> _What is being asked_: Comb through the entries for "managementu" and pull out each line that holds it.
Begin Records provided
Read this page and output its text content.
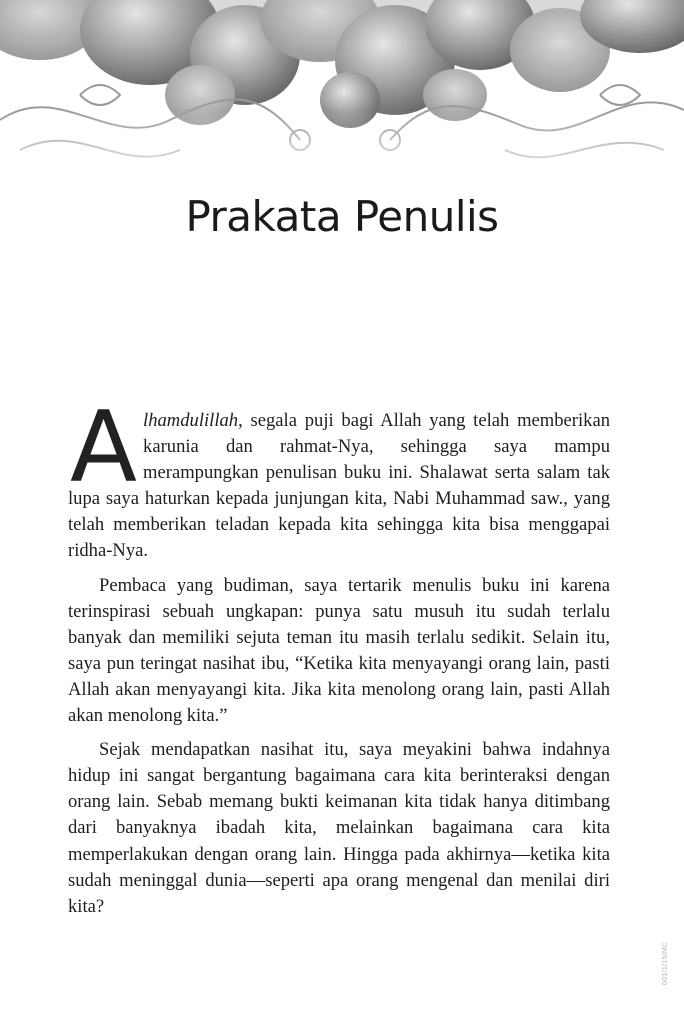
Prakata Penulis

Alhamdulillah, segala puji bagi Allah yang telah memberikan karunia dan rahmat-Nya, sehingga saya mampu merampungkan penulisan buku ini. Shalawat serta salam tak lupa saya haturkan kepada junjungan kita, Nabi Muhammad saw., yang telah memberikan teladan kepada kita sehingga kita bisa menggapai ridha-Nya.

Pembaca yang budiman, saya tertarik menulis buku ini karena terinspirasi sebuah ungkapan: punya satu musuh itu sudah terlalu banyak dan memiliki sejuta teman itu masih terlalu sedikit. Selain itu, saya pun teringat nasihat ibu, “Ketika kita menyayangi orang lain, pasti Allah akan menyayangi kita. Jika kita menolong orang lain, pasti Allah akan menolong kita.”

Sejak mendapatkan nasihat itu, saya meyakini bahwa indahnya hidup ini sangat bergantung bagaimana cara kita berinteraksi dengan orang lain. Sebab memang bukti keimanan kita tidak hanya ditimbang dari banyaknya ibadah kita, melainkan bagaimana cara kita memperlakukan dengan orang lain. Hingga pada akhirnya—ketika kita sudah meninggal dunia—seperti apa orang mengenal dan menilai diri kita?

001/1/15/MC
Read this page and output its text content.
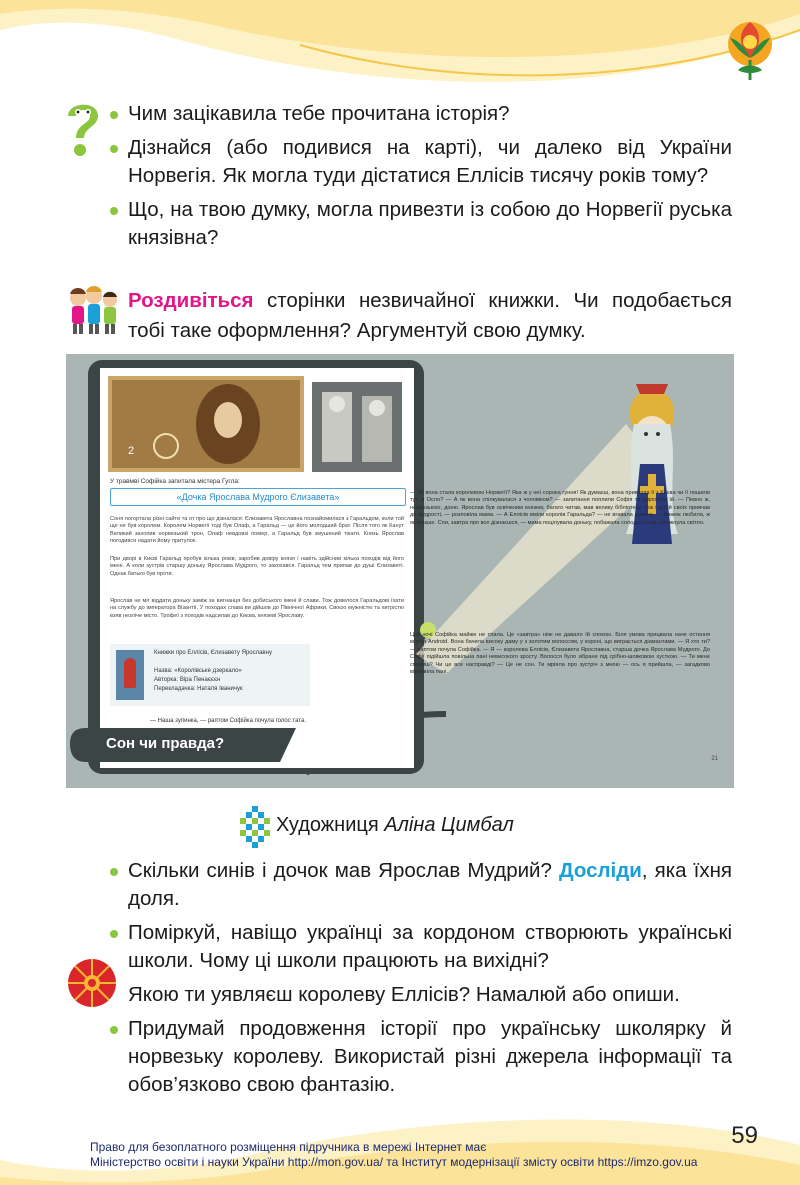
Чим зацікавила тебе прочитана історія?
Дізнайся (або подивися на карті), чи далеко від України Норвегія. Як могла туди дістатися Еллісів тисячу років тому?
Що, на твою думку, могла привезти із собою до Норвегії руська князівна?
Роздивіться сторінки незвичайної книжки. Чи подобається тобі таке оформлення? Аргументуй свою думку.
2
У травмві Софійка запитала містера Гугла:
«Дочка Ярослава Мудрого Єлизавета»
Соня погортала різні сайти та от про що дізналася: Єлизавета Ярославна познайомилася з Гаральдом, коли той ще не був королем. Королем Норвегії тоді був Олаф, а Гаральд — це його молодший брат. Після того як Канут Великий захопив норвезький трон, Олаф невдовзі помер, а Гаральд був змушений тікати. Князь Ярослав погодився надати йому притулок.
При дворі в Києві Гаральд пробув кілька років, заробив довіру князя і навіть здійснив кілька походів від його імені. А коли зустрів старшу доньку Ярослава Мудрого, то закохався. Гаральд тем припав до душі Єлизаветі. Однак батько був проти.
Ярослав не міг віддати доньку заміж за вигнанця без добиського імені й слави. Тож довелося Гаральдові їхати на службу до імператора Візантії. У походах слава ви дійшов до Північної Африки. Своєю мужністю та хитрістю взяв незліче місто. Трофеї з походів надсилав до Києва, князеві Ярославу.
Книжки про Еллісів, Єлизавету Ярославну
Назва: «Королівське дзеркало»
Авторка: Віра Пенаєєєн
Перекладачка: Наталя Іваничук
— Наша зупинка, — раптом Софійка почула голос тата.
— Як вона стала королевою Норвегії? Яка ж у неї сорока гуння! Як думаєш, вона привезла її з Києва чи її пошили тут, в Осло? — А як вона спілкувалася з чоловіком? — запитання поплили Софія та відповіли їй. — Певно ж, норвезькою, доню. Ярослав був освіченим князем, багато читав, мав велику бібліотеку, тож і дітей своїх привчав до мудрості, — розповіла мама. — А Еллісів вміли королів Гаральда? — не вгавала донька. — Авжеж любила, ж як інакше. Спи, завтра про все дізнаєшся, — мама поцілувала доньку, побажала солодких снів і вимкнула світло.
Цієї ночі Софійка майже не спала. Це «завтра» ніяк не давало їй спокою. Біля умова прицвала наче остання версія Android. Вона бачила високу даму у з золотим волоссям, у короні, що виграється діамантами. — Я хто ти? — раптом почула Софійка. — Я — королева Еллісів, Єлизавета Ярославна, старша дочка Ярослава Мудрого. До Софії підійшла повільна пані невисокого зросту. Волосся було зібране під срібно-шовковою хусткою. — Ти мене спиниш? Чи це все насправді? — Це не сон. Ти мріяла про зустріч з мною — ось я прийшла, — загадково відповіла пані.
Сон чи правда?
20	21
Художниця Аліна Цимбал
Скільки синів і дочок мав Ярослав Мудрий? Досліди, яка їхня доля.
Поміркуй, навіщо українці за кордоном створюють українські школи. Чому ці школи працюють на вихідні?
Якою ти уявляєш королеву Еллісів? Намалюй або опиши.
Придумай продовження історії про українську школярку й норвезьку королеву. Використай різні джерела інформації та обов’язково свою фантазію.
59
Право для безоплатного розміщення підручника в мережі Інтернет має
Міністерство освіти і науки України http://mon.gov.ua/ та Інститут модернізації змісту освіти https://imzo.gov.ua
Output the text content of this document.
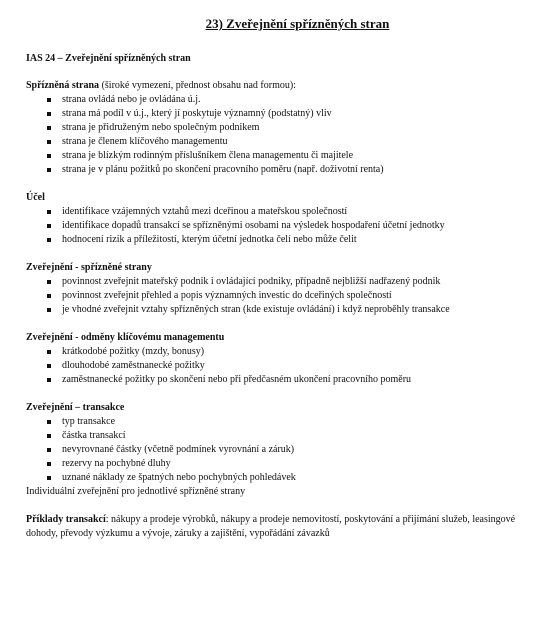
23) Zveřejnění spřízněných stran

IAS 24 – Zveřejnění spřízněných stran

Spřízněná strana (široké vymezení, přednost obsahu nad formou):

strana ovládá nebo je ovládána ú.j.
strana má podíl v ú.j., který jí poskytuje významný (podstatný) vliv
strana je přidruženým nebo společným podnikem
strana je členem klíčového managementu
strana je blízkým rodinným příslušníkem člena managementu či majitele
strana je v plánu požitků po skončení pracovního poměru (např. doživotní renta)

Účel

identifikace vzájemných vztahů mezi dceřinou a mateřskou společností
identifikace dopadů transakcí se spřízněnými osobami na výsledek hospodaření účetní jednotky
hodnocení rizik a příležitostí, kterým účetní jednotka čelí nebo může čelit

Zveřejnění - spřízněné strany

povinnost zveřejnit mateřský podnik i ovládající podniky, případně nejbližší nadřazený podnik
povinnost zveřejnit přehled a popis významných investic do dceřiných společností
je vhodné zveřejnit vztahy spřízněných stran (kde existuje ovládání) i když neproběhly transakce

Zveřejnění - odměny klíčovému managementu

krátkodobé požitky (mzdy, bonusy)
dlouhodobé zaměstnanecké požitky
zaměstnanecké požitky po skončení nebo při předčasném ukončení pracovního poměru

Zveřejnění – transakce

typ transakce
částka transakcí
nevyrovnané částky (včetně podmínek vyrovnání a záruk)
rezervy na pochybné dluhy
uznané náklady ze špatných nebo pochybných pohledávek

Individuální zveřejnění pro jednotlivé spřízněné strany

Příklady transakcí: nákupy a prodeje výrobků, nákupy a prodeje nemovitostí, poskytování a přijímání služeb, leasingové dohody, převody výzkumu a vývoje, záruky a zajištění, vypořádání závazků
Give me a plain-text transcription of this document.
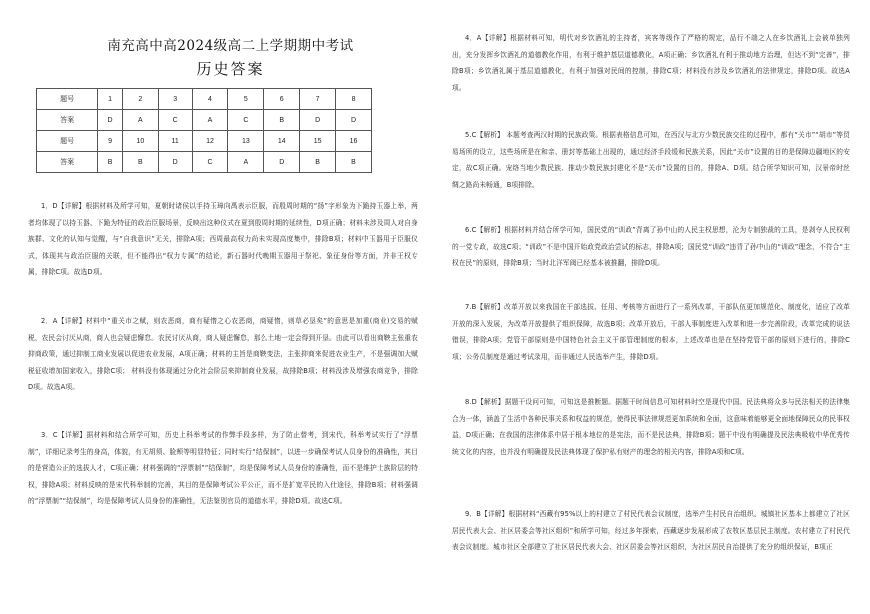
南充高中高2024级高二上学期期中考试
历史答案
题号	1	2	3	4	5	6	7	8
答案	D	A	C	A	C	B	D	D
题号	9	10	11	12	13	14	15	16
答案	B	B	D	C	A	D	B	B

1．D【详解】根据材料及所学可知，夏朝时诸侯以手持玉璋向禹表示臣服，而殷周时期的“扬”字形象为下跪持玉器上举，两者均体现了以持玉器、下跪为特征的政治臣服场景，反映出这种仪式在夏到殷周时期的延续性，D项正确；材料未涉及周人对自身族群、文化的认知与觉醒，与“自我意识”无关，排除A项；西周最高权力尚未实现高度集中，排除B项；材料中玉器用于臣服仪式，体现其与政治臣服的关联，但不能得出“权力专属”的结论，新石器时代晚期玉器用于祭祀、象征身份等方面，并非王权专属，排除C项。故选D项。

2．A【详解】材料中“重关市之赋，则农恶商，商有疑惰之心农恶商，商疑惰，则草必垦矣”的意思是加重(商业)交易的赋税，农民会讨厌从商，商人也会疑虑懈怠。农民讨厌从商，商人疑虑懈怠，那么土地一定会得到开垦。由此可以看出商鞅主张重农抑商政策，通过抑制工商业发展以促进农业发展，A项正确；材料的主旨是商鞅变法，主张抑商来促进农业生产，不是强调加大赋税征收增加国家收入，排除C项； 材料没有体现通过分化社会阶层来抑制商业发展，故排除B项；材料没涉及增强农商竞争，排除D项。故选A项。

3．C【详解】据材料和结合所学可知，历史上科举考试的作弊手段多样，为了防止替考，到宋代，科举考试实行了“浮票制”，详细记录考生的身高，体貌，有无胡须、脸颊等明显特征；同时实行“结保制”，以进一步确保考试人员身份的准确性，其目的是营造公正的选拔人才，C项正确；材料强调的“浮票制”“结保制”，均是保障考试人员身份的准确性，而不是维护士族阶层的特权，排除A项；材料反映的是宋代科举制的完善，其目的是保障考试公平公正，而不是扩宽平民的入仕途径，排除B项；材料强调的“浮票制”“结保制”，均是保障考试人员身份的准确性，无法鉴别官员的道德水平，排除D项。故选C项。

4．A【详解】根据材料可知，明代对乡饮酒礼的主持者，宾客等级作了严格的规定，品行不端之人在乡饮酒礼上会被单独列出，充分发挥乡饮酒礼的道德教化作用，有利于维护基层道德教化，A项正确；乡饮酒礼有利于推动地方治理，但达不到“完善”，排除B项；乡饮酒礼属于基层道德教化，有利于加强对民间的控制，排除C项；材料没有涉及乡饮酒礼的法律规定，排除D项。故选A项。

5.C【解析】 本题考查两汉时期的民族政策。根据表格信息可知，在西汉与北方少数民族交往的过程中，都有“关市”“胡市”等贸易场所的设立，这些场所是在和亲、册封等基础上出现的，通过经济手段缓和民族关系，因此“关市”设置的目的是保障边疆地区的安定，故C项正确。宠络当地少数民族、推动少数民族封建化不是“关市”设置的目的，排除A、D项。结合所学知识可知，汉景帝时丝绸之路尚未畅通，B项排除。

6.C【解析】根据材料并结合所学可知，国民党的“训政”背离了孙中山的人民主权思想，沦为专制独裁的工具，是剥夺人民权利的一党专政，故选C项；“训政”不是中国开始政党政治尝试的标志，排除A项；国民党“训政”违背了孙中山的“训政”理念，不符合“主权在民”的原则，排除B项；当时北洋军阀已经基本被推翻，排除D项。

7.B【解析】改革开放以来我国在干部选拔、任用、考核等方面进行了一系列改革，干部队伍更加规范化、制度化，适应了改革开放的深入发展，为改革开放提供了组织保障，故选B项；改革开放后，干部人事制度进入改革和进一步完善阶段，改革完成的说法错误，排除A项；党管干部原则是中国特色社会主义干部管理制度的根本，上述改革也是在坚持党管干部的原则下进行的，排除C项；公务员制度是通过考试录用，而非通过人民选举产生，排除D项。

8.D【解析】据题干设问可知，可知这是推断题。据题干时间信息可知材料时空是现代中国。民法典将众多与民法相关的法律集合为一体，涵盖了生活中各种民事关系和权益的规范，使得民事法律规范更加系统和全面，这意味着能够更全面地保障民众的民事权益，D项正确；在我国的法律体系中居于根本地位的是宪法，而不是民法典，排除B项；题干中没有明确提及民法典吸收中华优秀传统文化的内容，也并没有明确提及民法典体现了保护私有财产的理念的相关内容，排除A项和C项。

9．B【详解】根据材料“西藏有95%以上的村建立了村民代表会议制度，选举产生村民自治组织。城镇社区基本上都建立了社区居民代表大会、社区居委会等社区组织”和所学可知，经过多年探索，西藏逐步发展形成了农牧区基层民主制度。农村建立了村民代表会议制度。城市社区全部建立了社区居民代表大会、社区居委会等社区组织，为社区居民自治提供了充分的组织保证，B项正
End Records provided
> _Finished task_:
strana je členem klíčového managementu
strana je blízkým rodinným příslušníkem člena managementu či majitele
Zveřejnění - odměny klíčovému managementu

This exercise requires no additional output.